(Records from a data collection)
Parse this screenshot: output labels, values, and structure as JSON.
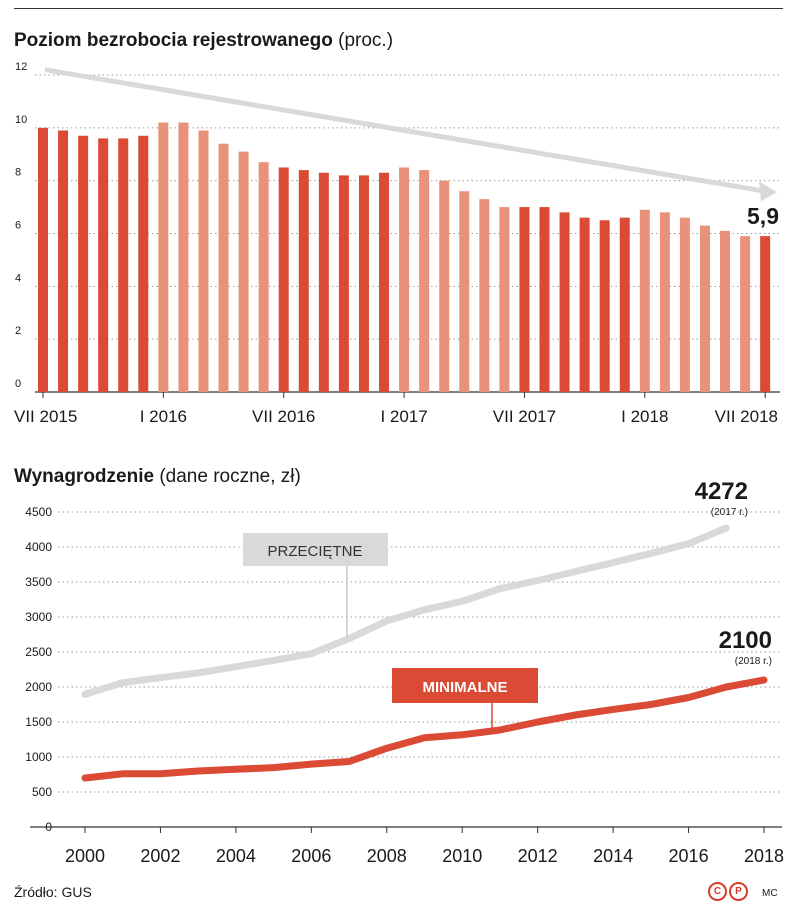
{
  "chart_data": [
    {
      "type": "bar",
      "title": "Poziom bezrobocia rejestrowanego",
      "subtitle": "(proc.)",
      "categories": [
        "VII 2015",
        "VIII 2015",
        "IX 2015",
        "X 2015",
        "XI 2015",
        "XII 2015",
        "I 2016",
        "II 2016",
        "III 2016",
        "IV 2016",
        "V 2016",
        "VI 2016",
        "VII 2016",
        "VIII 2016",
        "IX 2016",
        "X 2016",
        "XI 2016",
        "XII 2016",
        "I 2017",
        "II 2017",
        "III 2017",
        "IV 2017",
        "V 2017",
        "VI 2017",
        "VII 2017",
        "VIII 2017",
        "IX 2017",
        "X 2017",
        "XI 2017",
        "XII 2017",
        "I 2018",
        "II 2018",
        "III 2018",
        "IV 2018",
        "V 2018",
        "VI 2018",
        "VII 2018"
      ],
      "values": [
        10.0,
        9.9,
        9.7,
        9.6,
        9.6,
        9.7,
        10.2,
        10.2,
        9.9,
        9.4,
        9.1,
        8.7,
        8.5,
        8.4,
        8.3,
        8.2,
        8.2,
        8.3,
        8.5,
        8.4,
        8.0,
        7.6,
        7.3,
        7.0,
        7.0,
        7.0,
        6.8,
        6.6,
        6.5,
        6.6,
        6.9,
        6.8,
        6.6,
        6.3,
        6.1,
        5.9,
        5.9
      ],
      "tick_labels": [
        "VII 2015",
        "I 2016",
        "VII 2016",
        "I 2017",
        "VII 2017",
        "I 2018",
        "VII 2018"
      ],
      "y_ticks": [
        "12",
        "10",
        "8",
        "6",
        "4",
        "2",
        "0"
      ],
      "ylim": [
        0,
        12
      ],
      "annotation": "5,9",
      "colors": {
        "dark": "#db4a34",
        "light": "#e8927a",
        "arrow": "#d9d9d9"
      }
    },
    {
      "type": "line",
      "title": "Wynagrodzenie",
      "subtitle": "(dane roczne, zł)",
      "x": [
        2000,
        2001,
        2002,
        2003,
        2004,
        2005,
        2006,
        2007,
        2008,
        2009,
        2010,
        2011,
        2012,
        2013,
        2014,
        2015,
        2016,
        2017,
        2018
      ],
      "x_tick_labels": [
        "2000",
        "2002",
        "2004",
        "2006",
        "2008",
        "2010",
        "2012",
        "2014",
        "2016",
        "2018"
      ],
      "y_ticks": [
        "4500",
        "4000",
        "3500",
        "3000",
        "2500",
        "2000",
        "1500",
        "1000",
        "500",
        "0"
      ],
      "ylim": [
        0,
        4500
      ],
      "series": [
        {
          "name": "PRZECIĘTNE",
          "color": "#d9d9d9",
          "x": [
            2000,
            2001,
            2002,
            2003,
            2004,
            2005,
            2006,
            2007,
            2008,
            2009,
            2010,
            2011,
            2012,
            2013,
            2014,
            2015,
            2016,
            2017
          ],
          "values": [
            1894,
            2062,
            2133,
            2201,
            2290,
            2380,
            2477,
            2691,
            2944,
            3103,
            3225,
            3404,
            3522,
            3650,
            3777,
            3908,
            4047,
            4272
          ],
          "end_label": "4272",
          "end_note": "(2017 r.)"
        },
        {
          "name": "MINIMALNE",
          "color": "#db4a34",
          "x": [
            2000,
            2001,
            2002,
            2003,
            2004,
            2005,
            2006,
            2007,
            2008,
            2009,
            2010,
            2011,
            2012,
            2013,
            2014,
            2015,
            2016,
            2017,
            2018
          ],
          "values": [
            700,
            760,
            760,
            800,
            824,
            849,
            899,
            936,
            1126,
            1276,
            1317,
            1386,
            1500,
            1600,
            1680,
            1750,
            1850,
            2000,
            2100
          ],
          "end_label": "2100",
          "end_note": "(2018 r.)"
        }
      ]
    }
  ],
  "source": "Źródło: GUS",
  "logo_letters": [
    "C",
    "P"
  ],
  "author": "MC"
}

* * *

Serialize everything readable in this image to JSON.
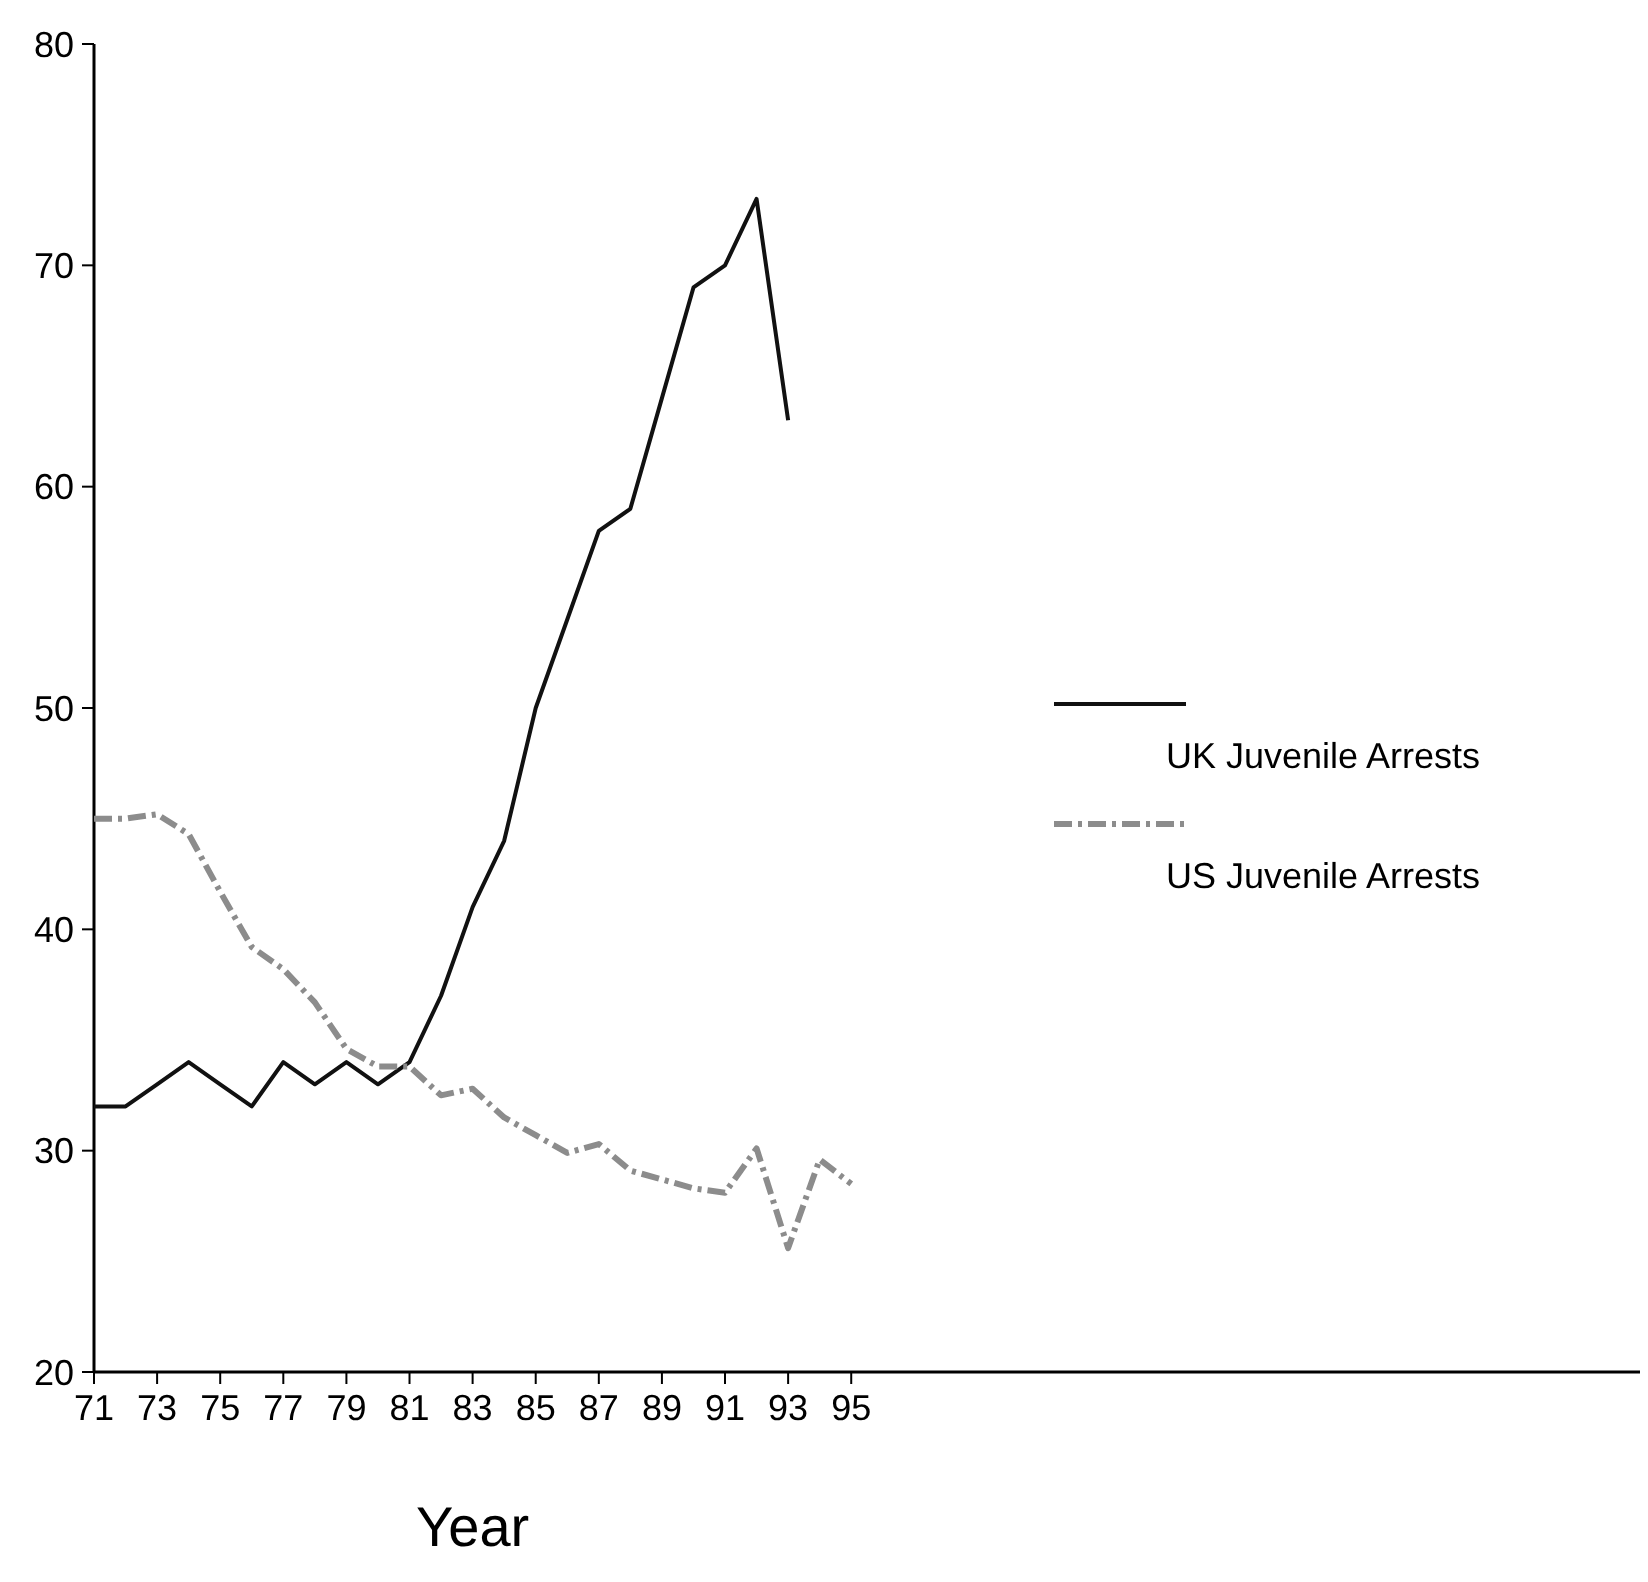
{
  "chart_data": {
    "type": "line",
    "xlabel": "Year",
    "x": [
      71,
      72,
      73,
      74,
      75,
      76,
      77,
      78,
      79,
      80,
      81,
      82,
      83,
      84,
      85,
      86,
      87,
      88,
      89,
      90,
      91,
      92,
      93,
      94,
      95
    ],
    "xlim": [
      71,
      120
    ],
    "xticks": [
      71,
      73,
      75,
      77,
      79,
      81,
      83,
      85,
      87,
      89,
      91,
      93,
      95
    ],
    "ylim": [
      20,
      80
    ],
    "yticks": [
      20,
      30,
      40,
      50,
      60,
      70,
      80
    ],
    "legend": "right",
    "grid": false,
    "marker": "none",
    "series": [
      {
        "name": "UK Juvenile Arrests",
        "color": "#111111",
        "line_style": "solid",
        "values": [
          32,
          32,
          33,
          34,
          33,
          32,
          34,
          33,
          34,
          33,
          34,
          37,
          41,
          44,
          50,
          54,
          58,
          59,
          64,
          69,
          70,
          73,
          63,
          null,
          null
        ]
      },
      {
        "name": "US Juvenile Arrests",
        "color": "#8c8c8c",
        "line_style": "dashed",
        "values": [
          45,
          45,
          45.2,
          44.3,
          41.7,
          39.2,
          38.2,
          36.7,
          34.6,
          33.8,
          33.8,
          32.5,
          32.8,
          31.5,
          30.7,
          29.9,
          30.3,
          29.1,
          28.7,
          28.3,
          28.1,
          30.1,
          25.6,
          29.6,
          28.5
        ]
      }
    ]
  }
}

# Objective
Report the number of lines holding the string "this", without any other words.

# Exercise response
2